Answer with one number: the count of lines in the listing below that hold the word "name".

====================

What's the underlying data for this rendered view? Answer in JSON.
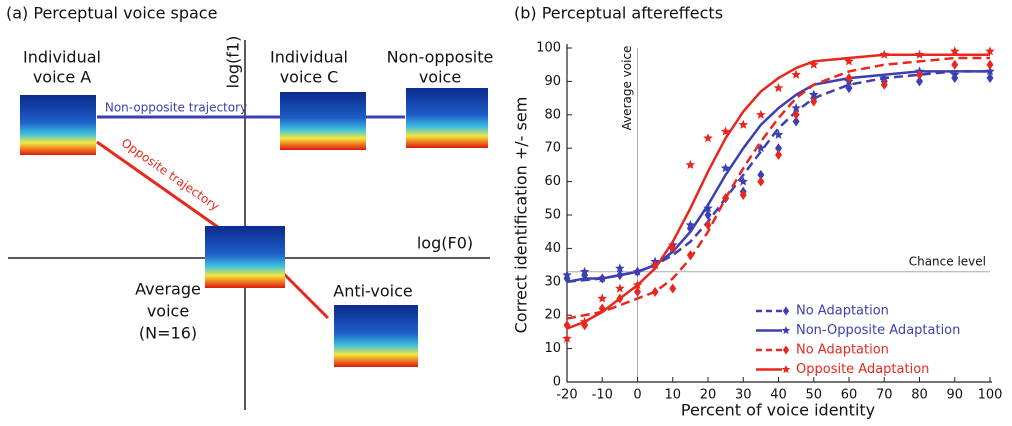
{
  "panel_a": {
    "title": "(a) Perceptual voice space",
    "y_axis_label": "log(f1)",
    "x_axis_label": "log(F0)",
    "voice_a": [
      "Individual",
      "voice A"
    ],
    "voice_c": [
      "Individual",
      "voice C"
    ],
    "non_opposite_voice": [
      "Non-opposite",
      "voice"
    ],
    "average_voice": [
      "Average",
      "voice",
      "(N=16)"
    ],
    "anti_voice": "Anti-voice",
    "non_opposite_trajectory": "Non-opposite trajectory",
    "opposite_trajectory": "Opposite trajectory"
  },
  "chart_data": {
    "type": "line",
    "title": "(b)  Perceptual aftereffects",
    "y_label": "Correct identification +/- sem",
    "x_label": "Percent of voice identity",
    "x": [
      -20,
      -15,
      -10,
      -5,
      0,
      5,
      10,
      15,
      20,
      25,
      30,
      35,
      40,
      45,
      50,
      60,
      70,
      80,
      90,
      100
    ],
    "series": [
      {
        "name": "No Adaptation",
        "color": "#3b3fb3",
        "dash": true,
        "marker": "diamond",
        "values": [
          31,
          32,
          31,
          32,
          33,
          35,
          40,
          46,
          50,
          55,
          57,
          62,
          70,
          78,
          85,
          88,
          90,
          90,
          91,
          91
        ],
        "fit": [
          30,
          30.5,
          31,
          32,
          33,
          35,
          38,
          42,
          48,
          55,
          62,
          69,
          76,
          81,
          85,
          89,
          91,
          92,
          93,
          93
        ]
      },
      {
        "name": "Non-Opposite Adaptation",
        "color": "#3b3fb3",
        "dash": false,
        "marker": "star",
        "values": [
          32,
          33,
          31,
          34,
          33,
          36,
          41,
          47,
          52,
          64,
          60,
          70,
          74,
          82,
          86,
          90,
          91,
          93,
          92,
          93
        ],
        "fit": [
          30,
          31,
          31,
          32,
          33,
          35,
          39,
          45,
          53,
          62,
          70,
          77,
          82,
          86,
          89,
          91,
          92,
          93,
          93,
          93
        ]
      },
      {
        "name": "No Adaptation",
        "color": "#e8281e",
        "dash": true,
        "marker": "diamond",
        "values": [
          17,
          17,
          22,
          25,
          27,
          27,
          28,
          38,
          47,
          55,
          56,
          60,
          68,
          80,
          84,
          91,
          89,
          92,
          95,
          95
        ],
        "fit": [
          19,
          20,
          21,
          23,
          25,
          27,
          31,
          37,
          45,
          55,
          64,
          72,
          79,
          85,
          89,
          93,
          95,
          96,
          97,
          97
        ]
      },
      {
        "name": "Opposite Adaptation",
        "color": "#e8281e",
        "dash": false,
        "marker": "star",
        "values": [
          13,
          18,
          25,
          28,
          29,
          35,
          40,
          65,
          73,
          75,
          77,
          80,
          88,
          92,
          95,
          96,
          98,
          98,
          99,
          99
        ],
        "fit": [
          16,
          18,
          21,
          25,
          29,
          34,
          42,
          52,
          63,
          73,
          81,
          87,
          91,
          94,
          96,
          97,
          98,
          98,
          98,
          98
        ]
      }
    ],
    "xlim": [
      -20,
      100
    ],
    "xticks": [
      -20,
      -10,
      0,
      10,
      20,
      30,
      40,
      50,
      60,
      70,
      80,
      90,
      100
    ],
    "ylim": [
      0,
      100
    ],
    "yticks": [
      0,
      10,
      20,
      30,
      40,
      50,
      60,
      70,
      80,
      90,
      100
    ],
    "reference_x": {
      "value": 0,
      "label": "Average voice"
    },
    "reference_y": {
      "value": 33,
      "label": "Chance level"
    },
    "legend": "lower right"
  }
}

====================

## Exercise result
4